In the material below, find every line with "this" and pull it out.

**********

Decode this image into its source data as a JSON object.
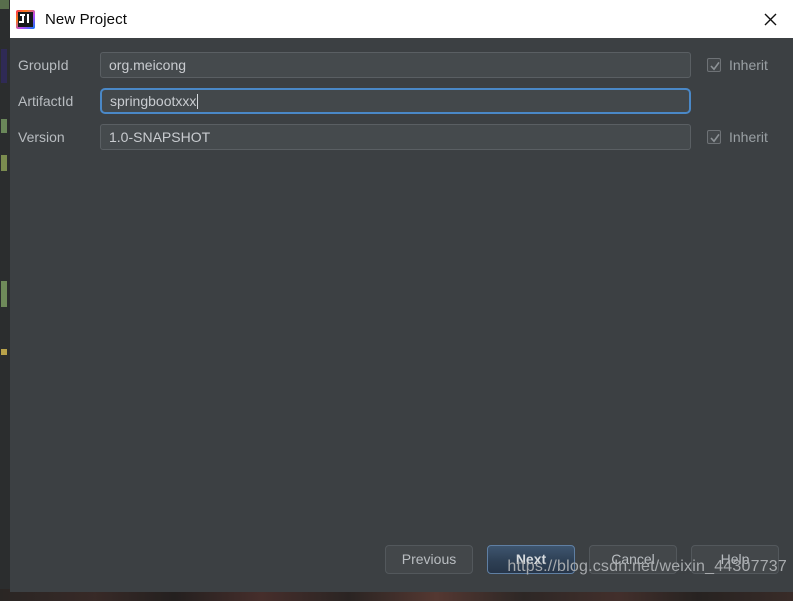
{
  "window": {
    "title": "New Project",
    "app_icon": "intellij-idea-icon",
    "close_icon": "close-icon"
  },
  "form": {
    "rows": [
      {
        "label": "GroupId",
        "value": "org.meicong",
        "focused": false,
        "has_inherit": true,
        "inherit_label": "Inherit",
        "inherit_checked": true
      },
      {
        "label": "ArtifactId",
        "value": "springbootxxx",
        "focused": true,
        "has_inherit": false,
        "inherit_label": "",
        "inherit_checked": false
      },
      {
        "label": "Version",
        "value": "1.0-SNAPSHOT",
        "focused": false,
        "has_inherit": true,
        "inherit_label": "Inherit",
        "inherit_checked": true
      }
    ]
  },
  "footer": {
    "previous_label": "Previous",
    "next_label": "Next",
    "cancel_label": "Cancel",
    "help_label": "Help"
  },
  "watermark": {
    "text": "https://blog.csdn.net/weixin_44307737"
  },
  "colors": {
    "dialog_background": "#3c4043",
    "titlebar_background": "#ffffff",
    "field_background": "#454a4d",
    "focus_border": "#4a88c7",
    "default_button": "#2e4055",
    "label_text": "#b8bcc0"
  }
}
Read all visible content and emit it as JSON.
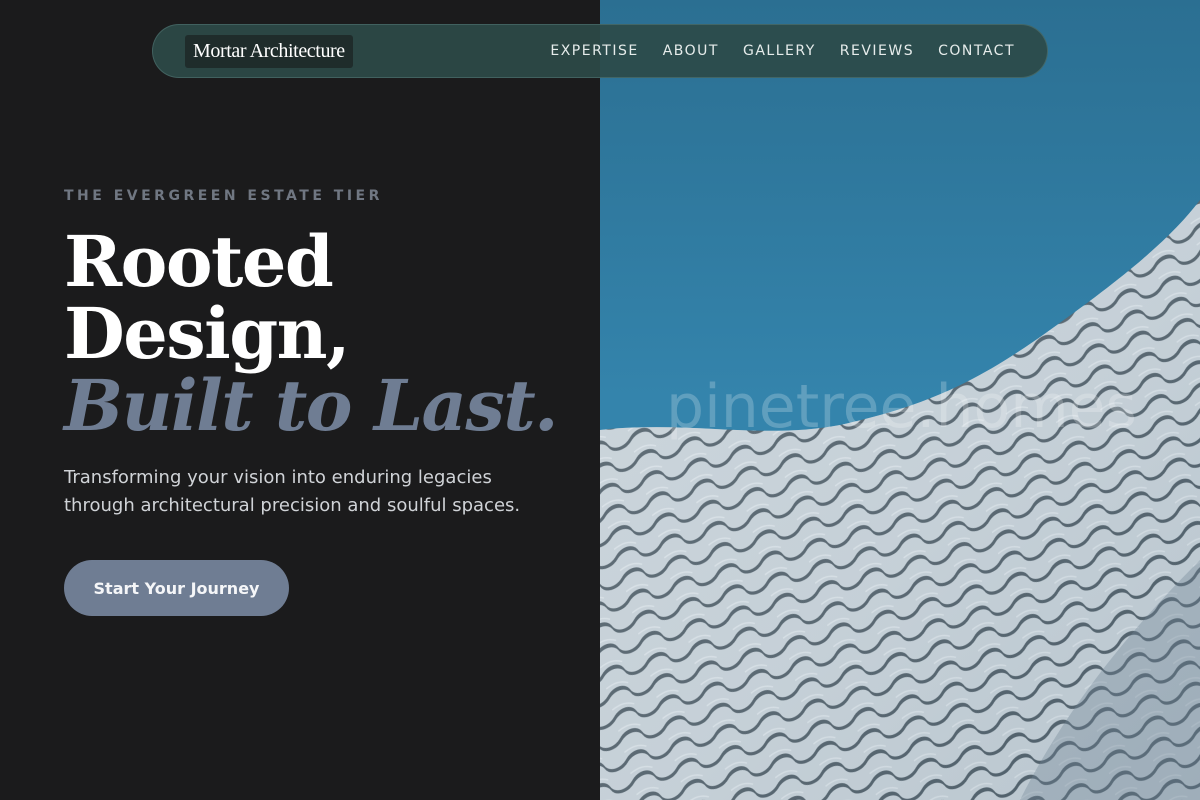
{
  "brand": {
    "logo_text": "Mortar Architecture"
  },
  "nav": {
    "links": [
      {
        "label": "EXPERTISE"
      },
      {
        "label": "ABOUT"
      },
      {
        "label": "GALLERY"
      },
      {
        "label": "REVIEWS"
      },
      {
        "label": "CONTACT"
      }
    ]
  },
  "hero": {
    "eyebrow": "THE EVERGREEN ESTATE TIER",
    "headline_line1": "Rooted",
    "headline_line2": "Design,",
    "headline_line3": "Built to Last.",
    "subtext": "Transforming your vision into enduring legacies through architectural precision and soulful spaces.",
    "cta_label": "Start Your Journey",
    "image_watermark": "pinetree.homes",
    "image_subject": "perforated-metal-facade-against-blue-sky"
  },
  "colors": {
    "background": "#1b1b1c",
    "navbar": "#2c4a48",
    "accent": "#6f7d93",
    "sky": "#3583aa",
    "text_primary": "#ffffff",
    "text_muted": "#707782"
  }
}
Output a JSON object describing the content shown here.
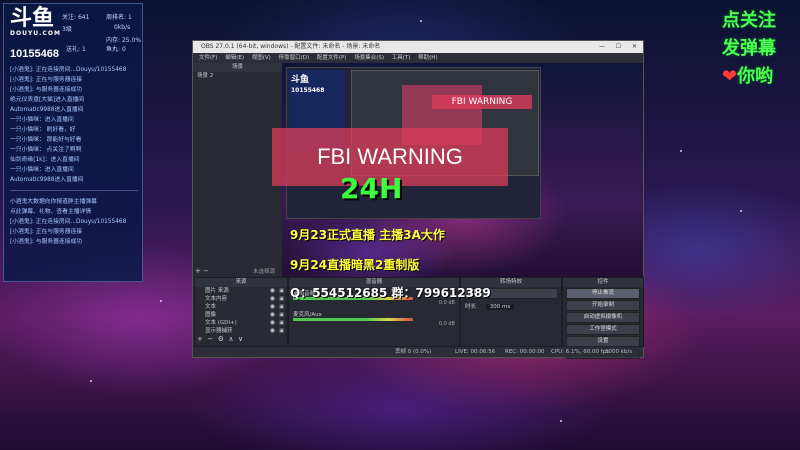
{
  "chat": {
    "logo_main": "斗鱼",
    "logo_sub": "DOUYU.COM",
    "stats": {
      "followers_label": "关注:",
      "followers_value": "641",
      "rank_label": "周排名:",
      "rank_value": "1",
      "badge_label": "3级",
      "bitrate_value": "0kb/s",
      "cpu_label": "内存:",
      "cpu_value": "25.0%",
      "gift_label": "送礼:",
      "gift_value": "1",
      "fish_label": "鱼丸:",
      "fish_value": "0"
    },
    "room_id": "10155468",
    "messages_top": [
      "[小酒鬼]: 正在连接房间...Douyu/10155468",
      "[小酒鬼]: 正在与服务器连接",
      "[小酒鬼]: 与服务器连接成功",
      "绝元仪表盘[大猫]进入直播间",
      "Automatic9988进入直播间",
      "一只小猫咪：进入直播间",
      "一只小猫咪：   刷好看，好",
      "一只小猫咪：   那能好与好看",
      "一只小猫咪：   点关注了啊啊",
      "仙剑奇缘[1k]：进入直播间",
      "一只小猫咪：进入直播间",
      "Automatic9988进入直播间"
    ],
    "messages_bottom": [
      "小酒鬼大数据向你报道胖主播弹幕",
      "点此弹幕、礼物、查看主播详情",
      "[小酒鬼]: 正在连接房间...Douyu/10155468",
      "[小酒鬼]: 正在与服务器连接",
      "[小酒鬼]: 与服务器连接成功"
    ]
  },
  "overlay": {
    "line1": "点关注",
    "line2": "发弹幕",
    "line3": "你哟",
    "heart": "❤"
  },
  "obs": {
    "title": "OBS 27.0.1 (64-bit, windows) - 配置文件: 未命名 - 场景: 未命名",
    "menu": [
      "文件(F)",
      "编辑(E)",
      "视图(V)",
      "停靠窗口(D)",
      "配置文件(P)",
      "场景集合(S)",
      "工具(T)",
      "帮助(H)"
    ],
    "scenes_header": "场景",
    "scene_item": "场景 2",
    "sources_header": "来源",
    "sources": [
      "图片 来源",
      "文本内容",
      "文本",
      "图像",
      "文本 (GDI+)",
      "显示器捕获"
    ],
    "mixer_header": "混音器",
    "mixer_channels": [
      {
        "name": "桌面音频",
        "db": "0.0 dB"
      },
      {
        "name": "麦克风/Aux",
        "db": "0.0 dB"
      }
    ],
    "transition_header": "转场特效",
    "transition_value": "淡出",
    "duration_label": "时长",
    "duration_value": "300 ms",
    "controls_header": "控件",
    "controls": [
      "停止推流",
      "开始录制",
      "启动虚拟摄像机",
      "工作室模式",
      "设置",
      "退出"
    ],
    "filter_label": "未选择源",
    "status": {
      "dropped": "丢帧 0 (0.0%)",
      "live": "LIVE: 00:06:56",
      "rec": "REC: 00:00:00",
      "cpu": "CPU: 6.1%, 60.00 fps",
      "kbps": "3000 kb/s"
    }
  },
  "preview": {
    "fbi": "FBI WARNING",
    "big": "24H",
    "promo1": "9月23正式直播 主播3A大作",
    "promo2": "9月24直播暗黑2重制版",
    "promo3": "Q：554512685  群：799612389",
    "small_fbi": "FBI WARNING"
  }
}
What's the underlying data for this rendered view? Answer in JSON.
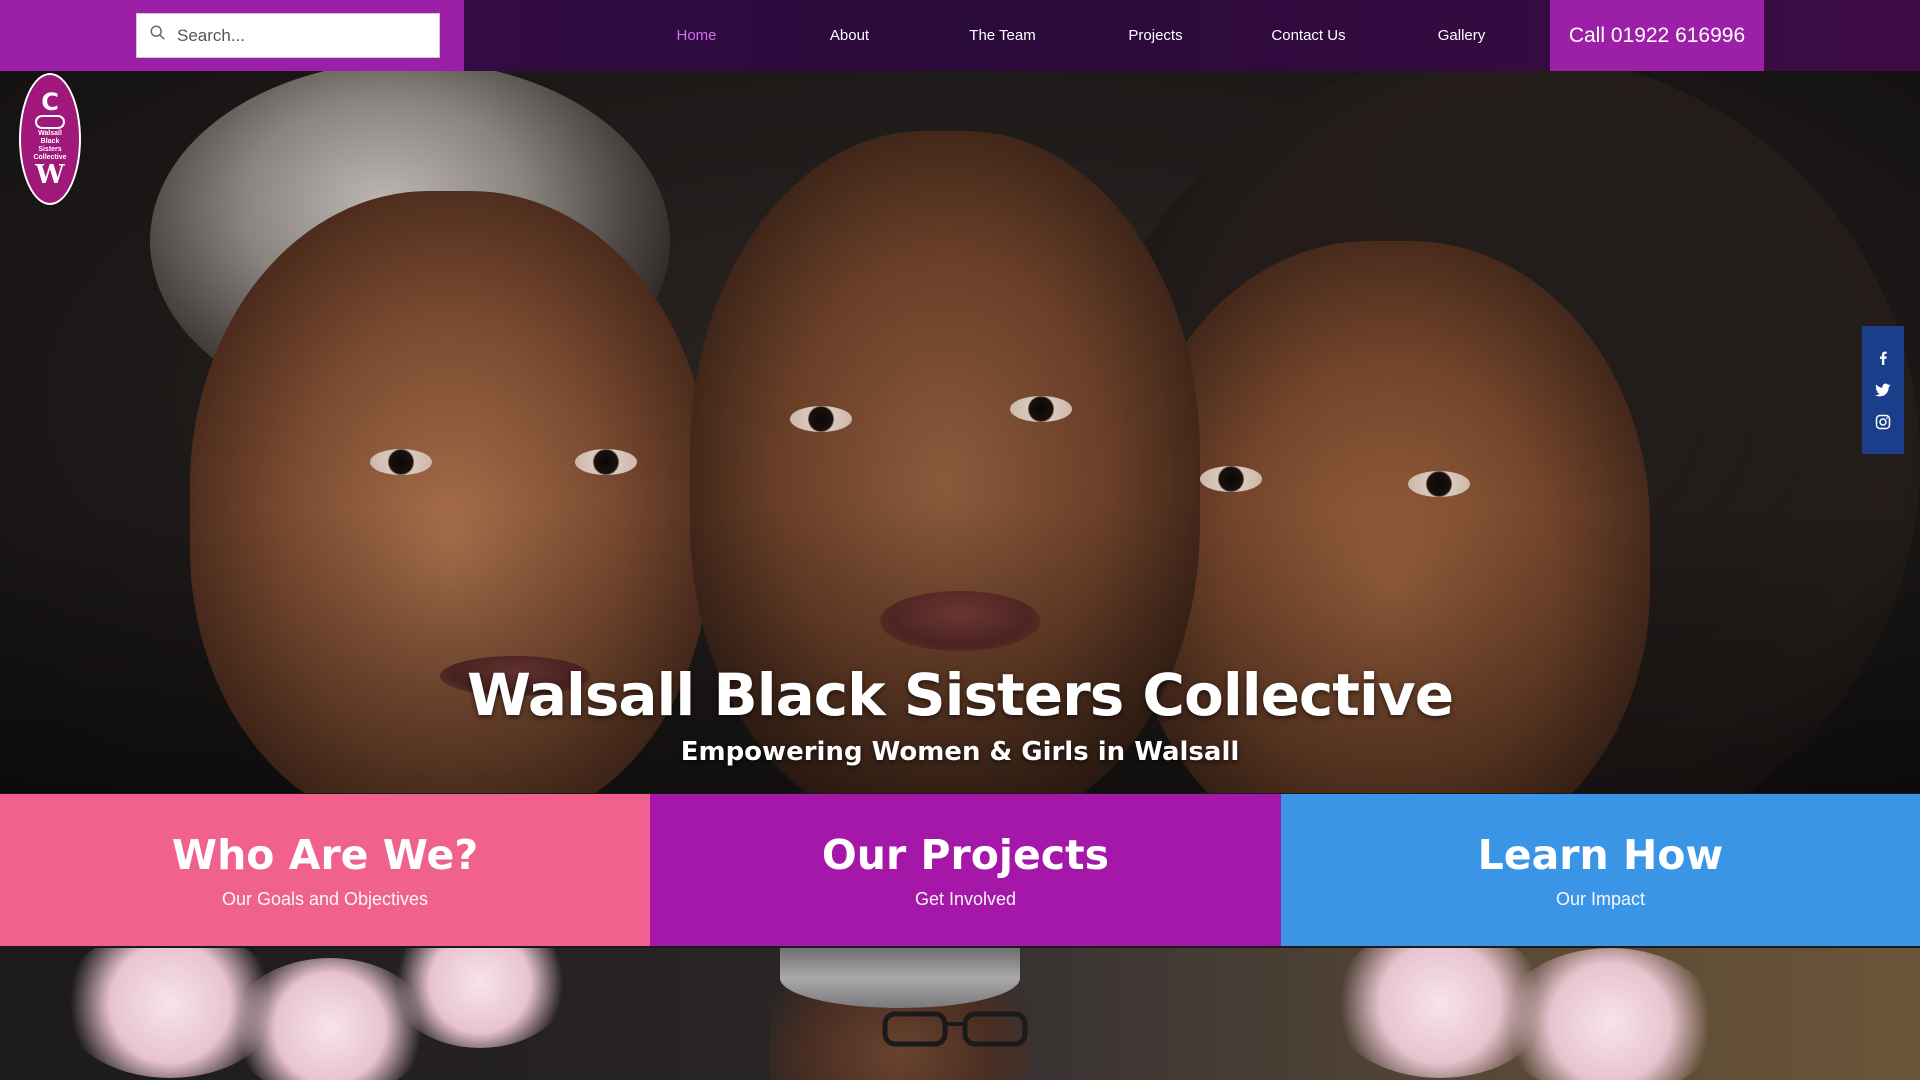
{
  "search": {
    "placeholder": "Search..."
  },
  "nav": {
    "items": [
      {
        "label": "Home",
        "active": true
      },
      {
        "label": "About",
        "active": false
      },
      {
        "label": "The Team",
        "active": false
      },
      {
        "label": "Projects",
        "active": false
      },
      {
        "label": "Contact Us",
        "active": false
      },
      {
        "label": "Gallery",
        "active": false
      }
    ]
  },
  "call_button": {
    "label": "Call 01922 616996"
  },
  "logo": {
    "top_letter": "C",
    "text_lines": [
      "Walsall",
      "Black",
      "Sisters",
      "Collective"
    ],
    "bottom_letter": "W"
  },
  "hero": {
    "title": "Walsall Black Sisters Collective",
    "subtitle": "Empowering Women & Girls in Walsall"
  },
  "social": {
    "icons": [
      "facebook-icon",
      "twitter-icon",
      "instagram-icon"
    ]
  },
  "cards": [
    {
      "title": "Who Are We?",
      "subtitle": "Our Goals and Objectives",
      "color": "#f0628d"
    },
    {
      "title": "Our Projects",
      "subtitle": "Get Involved",
      "color": "#a517a8"
    },
    {
      "title": "Learn How",
      "subtitle": "Our Impact",
      "color": "#3b95e6"
    }
  ],
  "colors": {
    "brand_purple": "#9c1fa8",
    "header_dark": "#3a0d4a",
    "nav_active": "#d56cf0",
    "social_blue": "#1b3e8a"
  }
}
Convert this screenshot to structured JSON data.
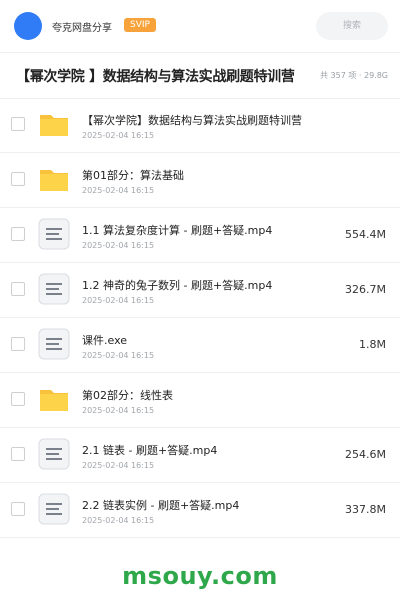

**********

◆ **Response below**:
Decode this image into its source data as a JSON object.
What's the underlying data for this rendered view? Answer in JSON.
Convert this screenshot to structured JSON data.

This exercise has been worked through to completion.